Dataset records:
***

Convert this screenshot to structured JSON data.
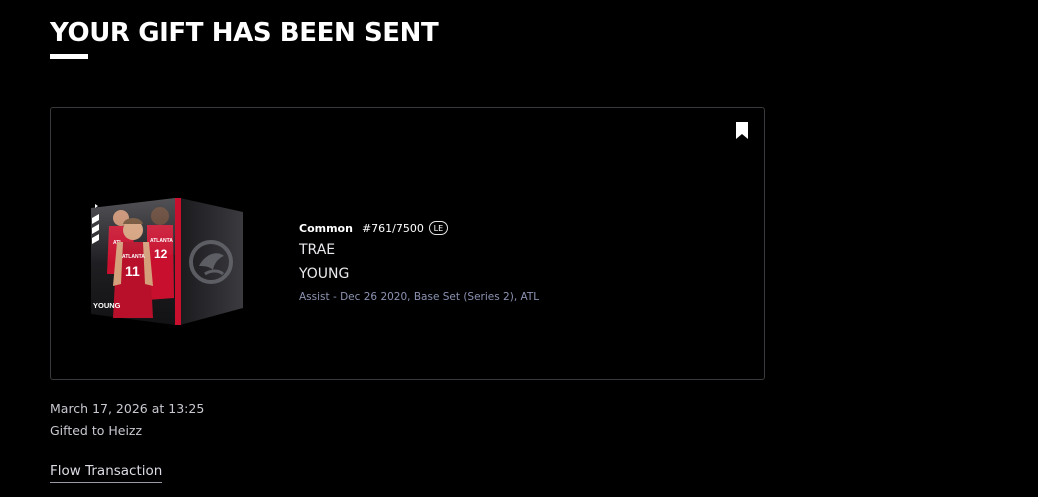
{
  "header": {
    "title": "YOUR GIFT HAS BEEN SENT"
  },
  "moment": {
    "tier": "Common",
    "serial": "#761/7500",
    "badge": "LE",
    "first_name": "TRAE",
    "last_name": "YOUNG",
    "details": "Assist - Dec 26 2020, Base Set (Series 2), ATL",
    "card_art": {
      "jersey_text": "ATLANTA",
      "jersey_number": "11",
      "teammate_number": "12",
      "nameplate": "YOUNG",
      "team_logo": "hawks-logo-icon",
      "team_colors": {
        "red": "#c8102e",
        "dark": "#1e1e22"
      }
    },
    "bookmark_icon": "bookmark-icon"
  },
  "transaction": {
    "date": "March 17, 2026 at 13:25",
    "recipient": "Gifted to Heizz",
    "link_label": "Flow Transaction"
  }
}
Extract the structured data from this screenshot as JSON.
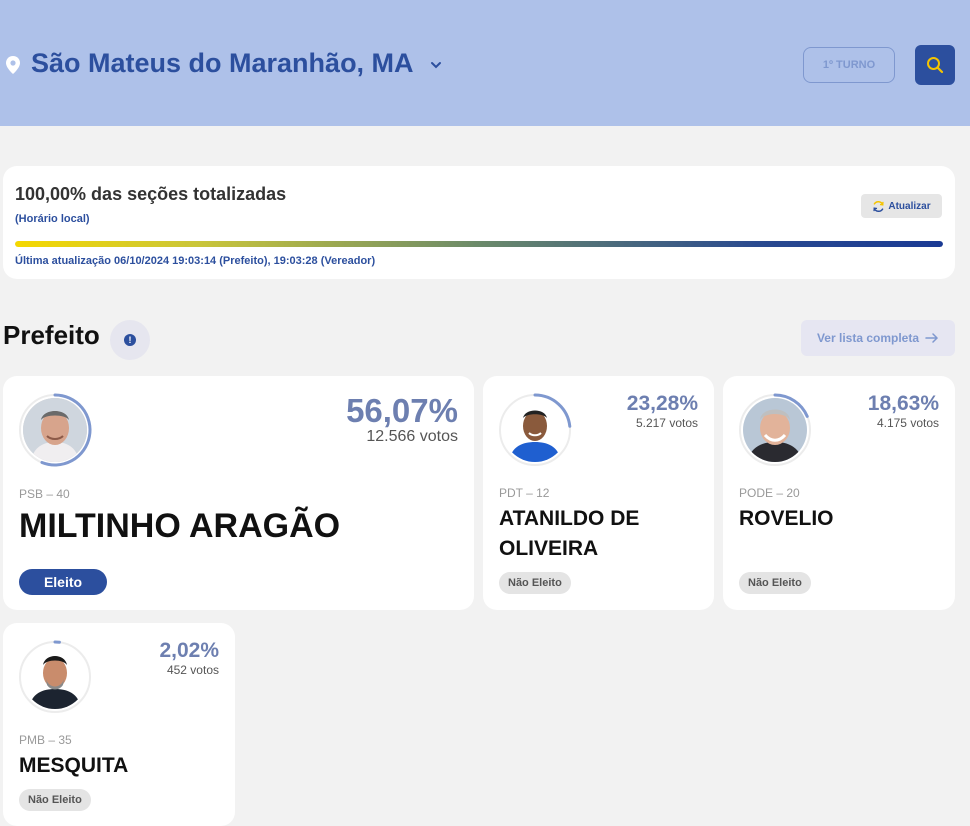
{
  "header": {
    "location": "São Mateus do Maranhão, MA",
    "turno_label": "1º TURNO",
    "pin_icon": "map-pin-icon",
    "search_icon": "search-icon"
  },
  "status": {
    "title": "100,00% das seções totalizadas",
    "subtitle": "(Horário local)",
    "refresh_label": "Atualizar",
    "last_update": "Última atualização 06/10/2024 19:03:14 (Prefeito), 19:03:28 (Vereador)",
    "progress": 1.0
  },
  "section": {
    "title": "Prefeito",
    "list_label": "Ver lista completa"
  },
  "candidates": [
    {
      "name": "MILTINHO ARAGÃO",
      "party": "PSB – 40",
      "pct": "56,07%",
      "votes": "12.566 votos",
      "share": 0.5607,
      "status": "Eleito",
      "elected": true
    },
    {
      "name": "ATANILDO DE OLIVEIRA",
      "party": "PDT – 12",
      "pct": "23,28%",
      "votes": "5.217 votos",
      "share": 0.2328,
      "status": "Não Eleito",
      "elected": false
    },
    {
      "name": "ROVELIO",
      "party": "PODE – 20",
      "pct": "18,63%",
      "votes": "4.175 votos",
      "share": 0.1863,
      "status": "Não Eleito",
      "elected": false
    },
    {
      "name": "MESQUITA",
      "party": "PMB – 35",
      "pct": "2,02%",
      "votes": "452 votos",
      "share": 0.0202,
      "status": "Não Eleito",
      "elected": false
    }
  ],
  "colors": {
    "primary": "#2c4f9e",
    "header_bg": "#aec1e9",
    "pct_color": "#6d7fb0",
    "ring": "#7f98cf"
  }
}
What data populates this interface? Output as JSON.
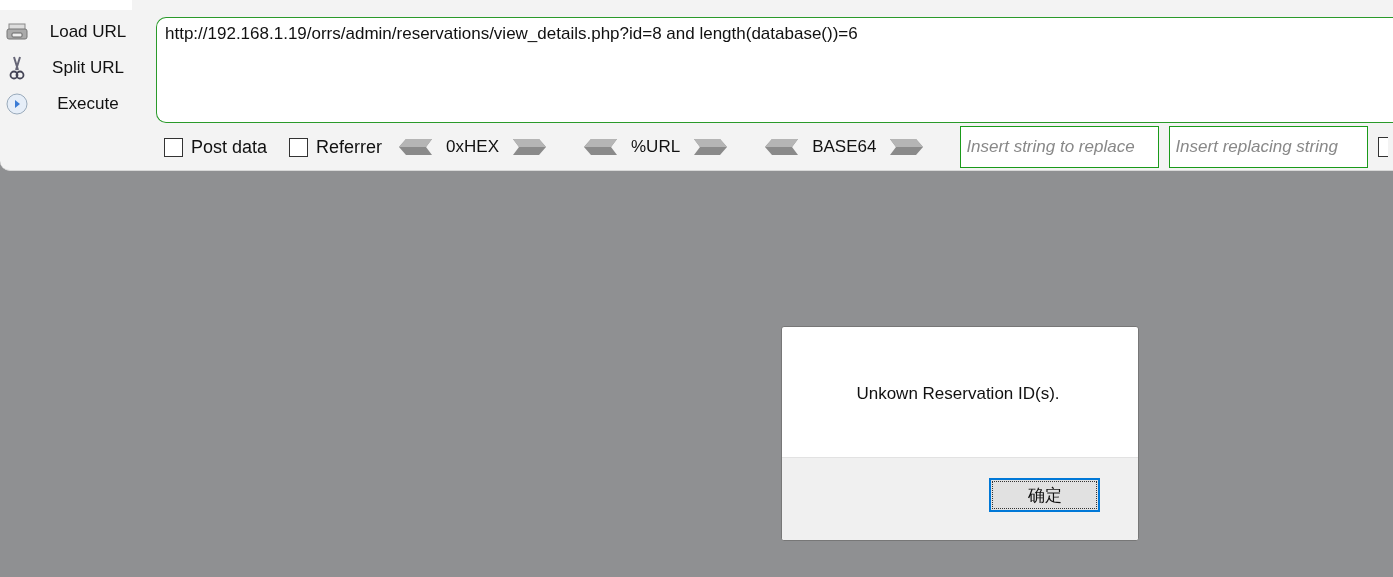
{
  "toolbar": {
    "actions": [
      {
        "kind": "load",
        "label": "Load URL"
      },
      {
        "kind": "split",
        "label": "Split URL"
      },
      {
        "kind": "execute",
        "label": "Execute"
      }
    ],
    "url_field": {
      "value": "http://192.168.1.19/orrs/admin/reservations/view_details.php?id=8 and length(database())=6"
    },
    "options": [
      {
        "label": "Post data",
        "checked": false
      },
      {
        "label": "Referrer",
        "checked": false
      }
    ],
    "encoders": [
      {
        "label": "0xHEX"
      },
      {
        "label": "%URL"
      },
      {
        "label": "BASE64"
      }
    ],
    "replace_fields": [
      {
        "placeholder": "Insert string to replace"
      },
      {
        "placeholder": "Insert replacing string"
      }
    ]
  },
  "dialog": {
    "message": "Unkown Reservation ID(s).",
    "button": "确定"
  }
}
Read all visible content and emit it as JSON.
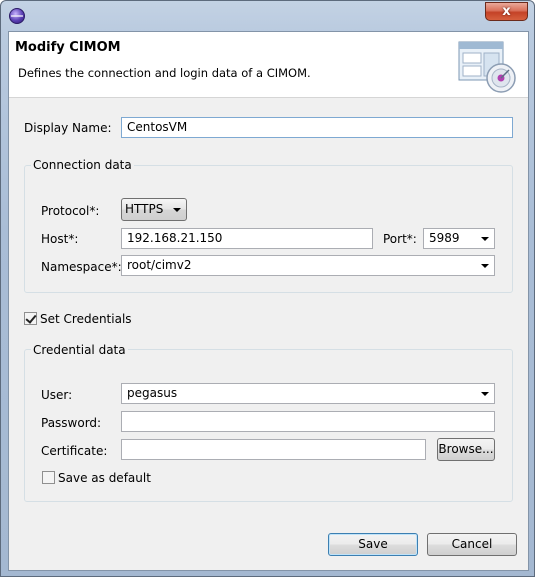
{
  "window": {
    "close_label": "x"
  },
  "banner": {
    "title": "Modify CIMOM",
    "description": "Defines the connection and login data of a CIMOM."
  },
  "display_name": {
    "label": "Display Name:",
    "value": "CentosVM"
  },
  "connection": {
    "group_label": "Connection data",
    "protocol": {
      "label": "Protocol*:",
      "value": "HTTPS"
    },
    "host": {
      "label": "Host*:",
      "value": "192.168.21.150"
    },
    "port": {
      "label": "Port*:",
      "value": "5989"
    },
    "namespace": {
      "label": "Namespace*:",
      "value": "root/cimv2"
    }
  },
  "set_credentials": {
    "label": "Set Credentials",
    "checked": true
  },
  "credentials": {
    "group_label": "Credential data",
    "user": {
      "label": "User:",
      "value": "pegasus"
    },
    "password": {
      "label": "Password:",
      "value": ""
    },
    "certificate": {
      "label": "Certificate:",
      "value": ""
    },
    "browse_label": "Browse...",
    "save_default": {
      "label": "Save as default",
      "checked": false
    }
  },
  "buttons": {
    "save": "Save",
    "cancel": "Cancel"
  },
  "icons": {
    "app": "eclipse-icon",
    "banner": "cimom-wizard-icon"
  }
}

***

_Brief:_
Pictures don't belong in the copy. Restate all the entries exactly.

_Task response:_
Convert this screenshot to structured JSON data.
{
  "header": {
    "title": "YOUR GIFT HAS BEEN SENT"
  },
  "moment": {
    "tier": "Common",
    "serial": "#761/7500",
    "badge": "LE",
    "first_name": "TRAE",
    "last_name": "YOUNG",
    "details": "Assist - Dec 26 2020, Base Set (Series 2), ATL",
    "card_art": {
      "jersey_text": "ATLANTA",
      "jersey_number": "11",
      "teammate_number": "12",
      "nameplate": "YOUNG",
      "team_logo": "hawks-logo-icon",
      "team_colors": {
        "red": "#c8102e",
        "dark": "#1e1e22"
      }
    },
    "bookmark_icon": "bookmark-icon"
  },
  "transaction": {
    "date": "March 17, 2026 at 13:25",
    "recipient": "Gifted to Heizz",
    "link_label": "Flow Transaction"
  }
}
Extract the structured data from this screenshot as JSON.
{
  "header": {
    "location": "São Mateus do Maranhão, MA",
    "turno_label": "1º TURNO",
    "pin_icon": "map-pin-icon",
    "search_icon": "search-icon"
  },
  "status": {
    "title": "100,00% das seções totalizadas",
    "subtitle": "(Horário local)",
    "refresh_label": "Atualizar",
    "last_update": "Última atualização 06/10/2024 19:03:14 (Prefeito), 19:03:28 (Vereador)",
    "progress": 1.0
  },
  "section": {
    "title": "Prefeito",
    "list_label": "Ver lista completa"
  },
  "candidates": [
    {
      "name": "MILTINHO ARAGÃO",
      "party": "PSB – 40",
      "pct": "56,07%",
      "votes": "12.566 votos",
      "share": 0.5607,
      "status": "Eleito",
      "elected": true
    },
    {
      "name": "ATANILDO DE OLIVEIRA",
      "party": "PDT – 12",
      "pct": "23,28%",
      "votes": "5.217 votos",
      "share": 0.2328,
      "status": "Não Eleito",
      "elected": false
    },
    {
      "name": "ROVELIO",
      "party": "PODE – 20",
      "pct": "18,63%",
      "votes": "4.175 votos",
      "share": 0.1863,
      "status": "Não Eleito",
      "elected": false
    },
    {
      "name": "MESQUITA",
      "party": "PMB – 35",
      "pct": "2,02%",
      "votes": "452 votos",
      "share": 0.0202,
      "status": "Não Eleito",
      "elected": false
    }
  ],
  "colors": {
    "primary": "#2c4f9e",
    "header_bg": "#aec1e9",
    "pct_color": "#6d7fb0",
    "ring": "#7f98cf"
  }
}
What data populates this interface? Output as JSON.
{
  "toolbar": {
    "actions": [
      {
        "kind": "load",
        "label": "Load URL"
      },
      {
        "kind": "split",
        "label": "Split URL"
      },
      {
        "kind": "execute",
        "label": "Execute"
      }
    ],
    "url_field": {
      "value": "http://192.168.1.19/orrs/admin/reservations/view_details.php?id=8 and length(database())=6"
    },
    "options": [
      {
        "label": "Post data",
        "checked": false
      },
      {
        "label": "Referrer",
        "checked": false
      }
    ],
    "encoders": [
      {
        "label": "0xHEX"
      },
      {
        "label": "%URL"
      },
      {
        "label": "BASE64"
      }
    ],
    "replace_fields": [
      {
        "placeholder": "Insert string to replace"
      },
      {
        "placeholder": "Insert replacing string"
      }
    ]
  },
  "dialog": {
    "message": "Unkown Reservation ID(s).",
    "button": "确定"
  }
}
Read all visible content and emit it as JSON.
{
  "window": {
    "close_label": "x"
  },
  "banner": {
    "title": "Modify CIMOM",
    "description": "Defines the connection and login data of a CIMOM."
  },
  "display_name": {
    "label": "Display Name:",
    "value": "CentosVM"
  },
  "connection": {
    "group_label": "Connection data",
    "protocol": {
      "label": "Protocol*:",
      "value": "HTTPS"
    },
    "host": {
      "label": "Host*:",
      "value": "192.168.21.150"
    },
    "port": {
      "label": "Port*:",
      "value": "5989"
    },
    "namespace": {
      "label": "Namespace*:",
      "value": "root/cimv2"
    }
  },
  "set_credentials": {
    "label": "Set Credentials",
    "checked": true
  },
  "credentials": {
    "group_label": "Credential data",
    "user": {
      "label": "User:",
      "value": "pegasus"
    },
    "password": {
      "label": "Password:",
      "value": ""
    },
    "certificate": {
      "label": "Certificate:",
      "value": ""
    },
    "browse_label": "Browse...",
    "save_default": {
      "label": "Save as default",
      "checked": false
    }
  },
  "buttons": {
    "save": "Save",
    "cancel": "Cancel"
  },
  "icons": {
    "app": "eclipse-icon",
    "banner": "cimom-wizard-icon"
  }
}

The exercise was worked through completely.